* [Data provided]:
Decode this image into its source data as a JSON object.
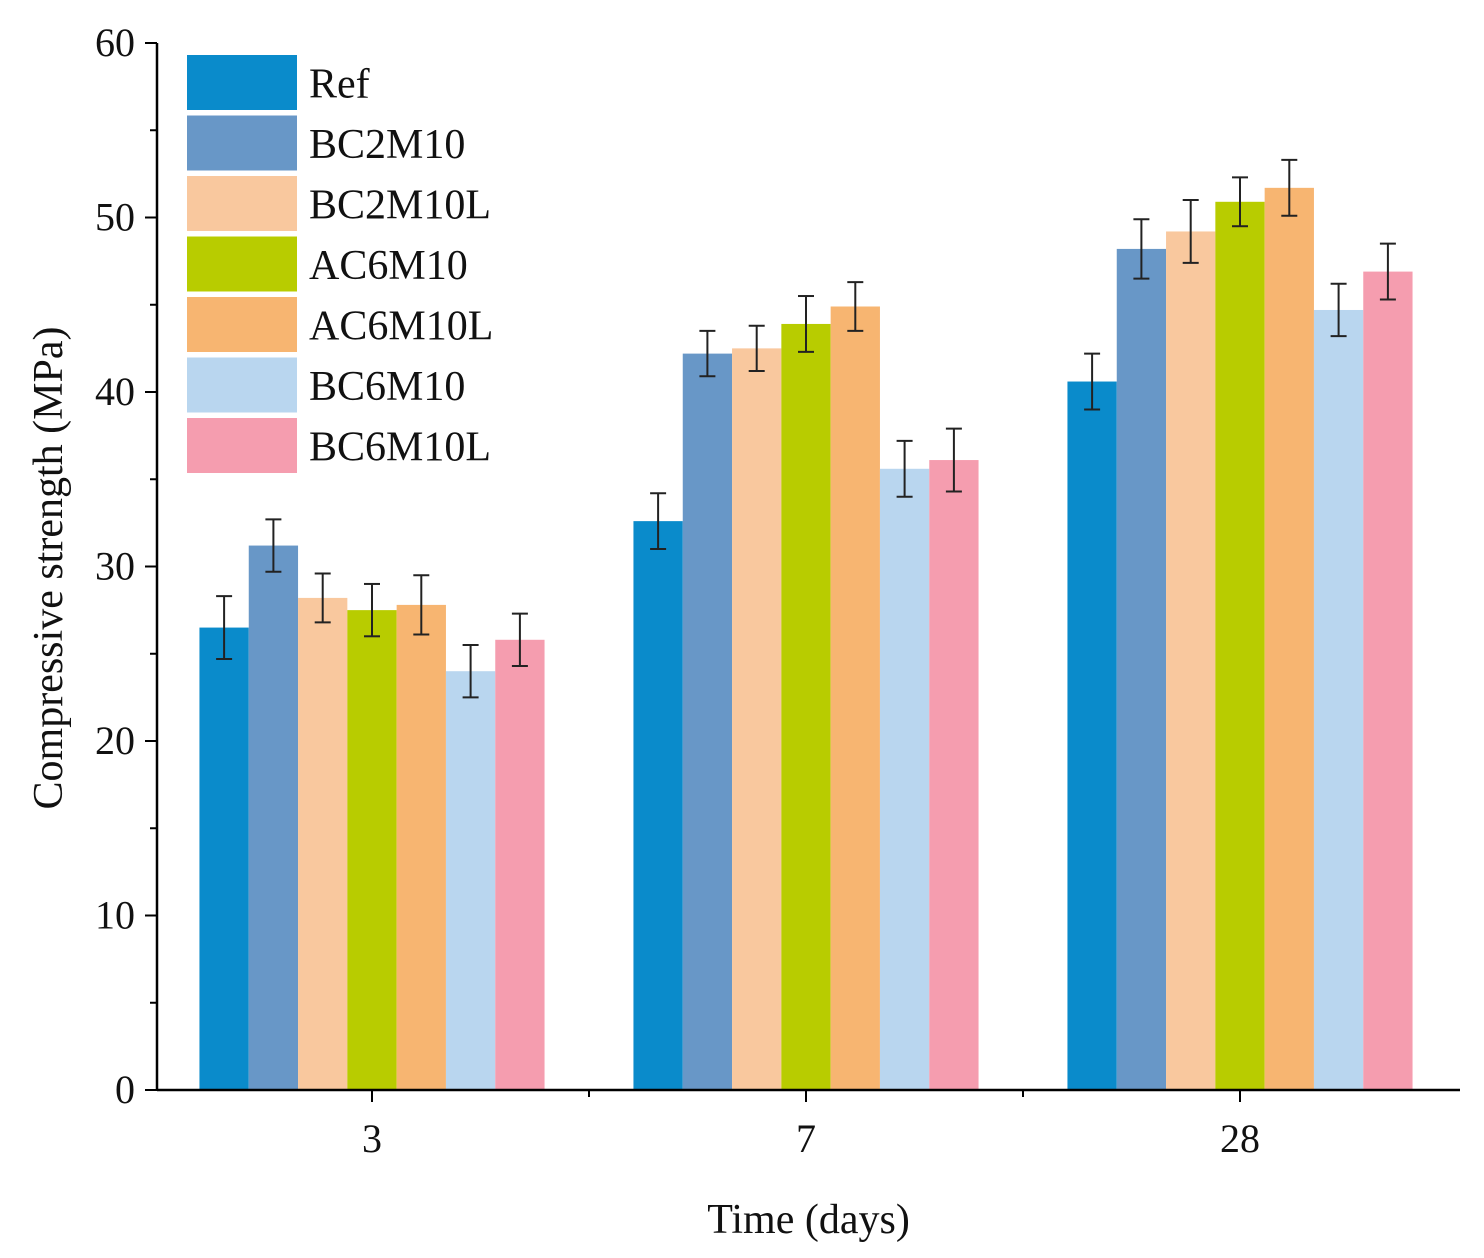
{
  "chart_data": {
    "type": "bar",
    "title": "",
    "xlabel": "Time (days)",
    "ylabel": "Compressive strength (MPa)",
    "ylim": [
      0,
      60
    ],
    "yticks": [
      0,
      10,
      20,
      30,
      40,
      50,
      60
    ],
    "categories": [
      "3",
      "7",
      "28"
    ],
    "legend_position": "top-left",
    "grid": false,
    "series": [
      {
        "name": "Ref",
        "color": "#0a8bcb",
        "values": [
          26.5,
          32.6,
          40.6
        ],
        "errors": [
          1.8,
          1.6,
          1.6
        ]
      },
      {
        "name": "BC2M10",
        "color": "#6897c7",
        "values": [
          31.2,
          42.2,
          48.2
        ],
        "errors": [
          1.5,
          1.3,
          1.7
        ]
      },
      {
        "name": "BC2M10L",
        "color": "#f9c89e",
        "values": [
          28.2,
          42.5,
          49.2
        ],
        "errors": [
          1.4,
          1.3,
          1.8
        ]
      },
      {
        "name": "AC6M10",
        "color": "#b8cc00",
        "values": [
          27.5,
          43.9,
          50.9
        ],
        "errors": [
          1.5,
          1.6,
          1.4
        ]
      },
      {
        "name": "AC6M10L",
        "color": "#f7b571",
        "values": [
          27.8,
          44.9,
          51.7
        ],
        "errors": [
          1.7,
          1.4,
          1.6
        ]
      },
      {
        "name": "BC6M10",
        "color": "#b9d6ef",
        "values": [
          24.0,
          35.6,
          44.7
        ],
        "errors": [
          1.5,
          1.6,
          1.5
        ]
      },
      {
        "name": "BC6M10L",
        "color": "#f59daf",
        "values": [
          25.8,
          36.1,
          46.9
        ],
        "errors": [
          1.5,
          1.8,
          1.6
        ]
      }
    ]
  }
}
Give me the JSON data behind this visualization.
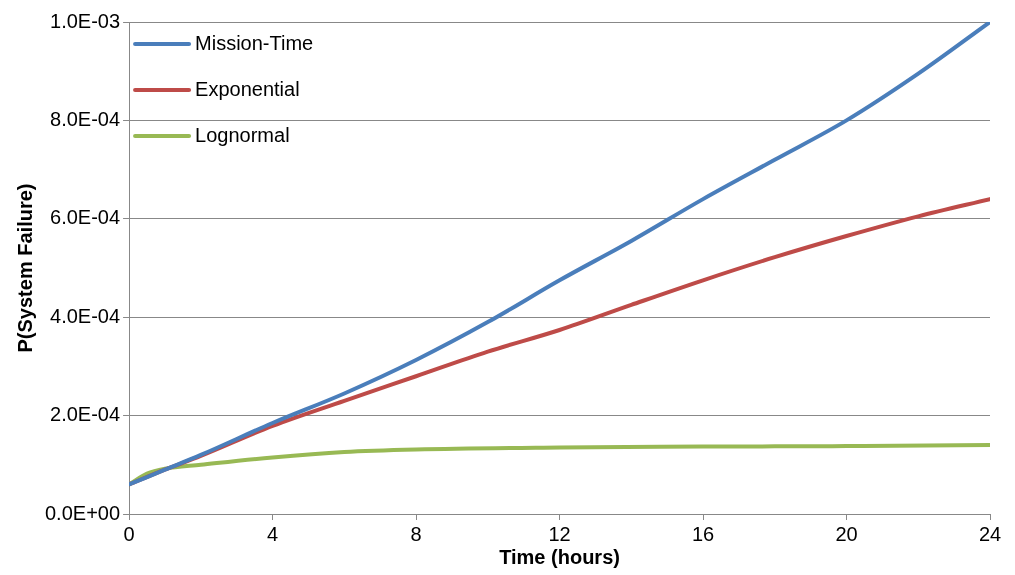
{
  "chart_data": {
    "type": "line",
    "xlabel": "Time (hours)",
    "ylabel": "P(System Failure)",
    "x": [
      0,
      1,
      2,
      4,
      6,
      8,
      10,
      12,
      14,
      16,
      18,
      20,
      22,
      24
    ],
    "series": [
      {
        "name": "Mission-Time",
        "color": "#4a7ebb",
        "values": [
          6e-05,
          9e-05,
          0.00012,
          0.000185,
          0.000245,
          0.000313,
          0.00039,
          0.000475,
          0.000555,
          0.00064,
          0.00072,
          0.0008,
          0.000895,
          0.001
        ]
      },
      {
        "name": "Exponential",
        "color": "#be4b48",
        "values": [
          6e-05,
          9e-05,
          0.000118,
          0.000179,
          0.00023,
          0.00028,
          0.00033,
          0.000374,
          0.000425,
          0.000475,
          0.000522,
          0.000565,
          0.000605,
          0.00064
        ]
      },
      {
        "name": "Lognormal",
        "color": "#98b954",
        "x": [
          0,
          0.5,
          1,
          2,
          4,
          6,
          8,
          12,
          16,
          20,
          24
        ],
        "values": [
          6e-05,
          8.2e-05,
          9.2e-05,
          0.0001,
          0.000115,
          0.000126,
          0.000131,
          0.000135,
          0.000137,
          0.000138,
          0.00014
        ]
      }
    ],
    "xlim": [
      0,
      24
    ],
    "xticks": [
      0,
      4,
      8,
      12,
      16,
      20,
      24
    ],
    "ylim": [
      0,
      0.001
    ],
    "yticks": [
      {
        "value": 0,
        "label": "0.0E+00"
      },
      {
        "value": 0.0002,
        "label": "2.0E-04"
      },
      {
        "value": 0.0004,
        "label": "4.0E-04"
      },
      {
        "value": 0.0006,
        "label": "6.0E-04"
      },
      {
        "value": 0.0008,
        "label": "8.0E-04"
      },
      {
        "value": 0.001,
        "label": "1.0E-03"
      }
    ],
    "grid": "y",
    "legend": "top left",
    "marker": "none",
    "line_style": "solid"
  }
}
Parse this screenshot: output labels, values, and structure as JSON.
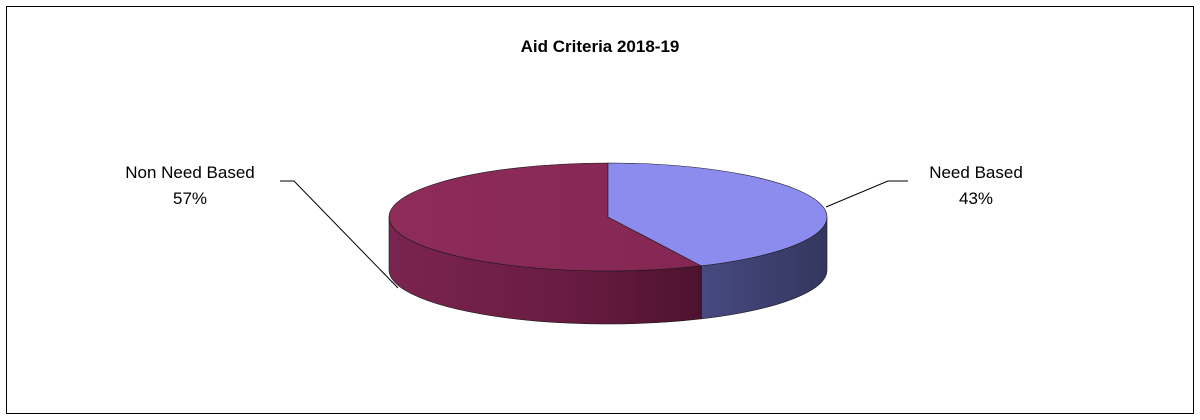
{
  "chart_data": {
    "type": "pie",
    "title": "Aid Criteria 2018-19",
    "three_d": true,
    "legend": "none",
    "slices": [
      {
        "label": "Need Based",
        "value": 43,
        "pct_label": "43%",
        "color": "#8C8CEE",
        "side_color": "#3C3E70"
      },
      {
        "label": "Non Need Based",
        "value": 57,
        "pct_label": "57%",
        "color": "#8B2A58",
        "side_color": "#6E1F44"
      }
    ]
  }
}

* [What needs to be done]:
Leave out every picture, and repeat word for word only the lines from the one holding "Parse this screenshot: output" through the end of the entries above, both ends included.

* [Task answer]:
Parse this screenshot: output labels, values, and structure as JSON.
{
  "chart_data": {
    "type": "pie",
    "title": "Aid Criteria 2018-19",
    "three_d": true,
    "legend": "none",
    "slices": [
      {
        "label": "Need Based",
        "value": 43,
        "pct_label": "43%",
        "color": "#8C8CEE",
        "side_color": "#3C3E70"
      },
      {
        "label": "Non Need Based",
        "value": 57,
        "pct_label": "57%",
        "color": "#8B2A58",
        "side_color": "#6E1F44"
      }
    ]
  }
}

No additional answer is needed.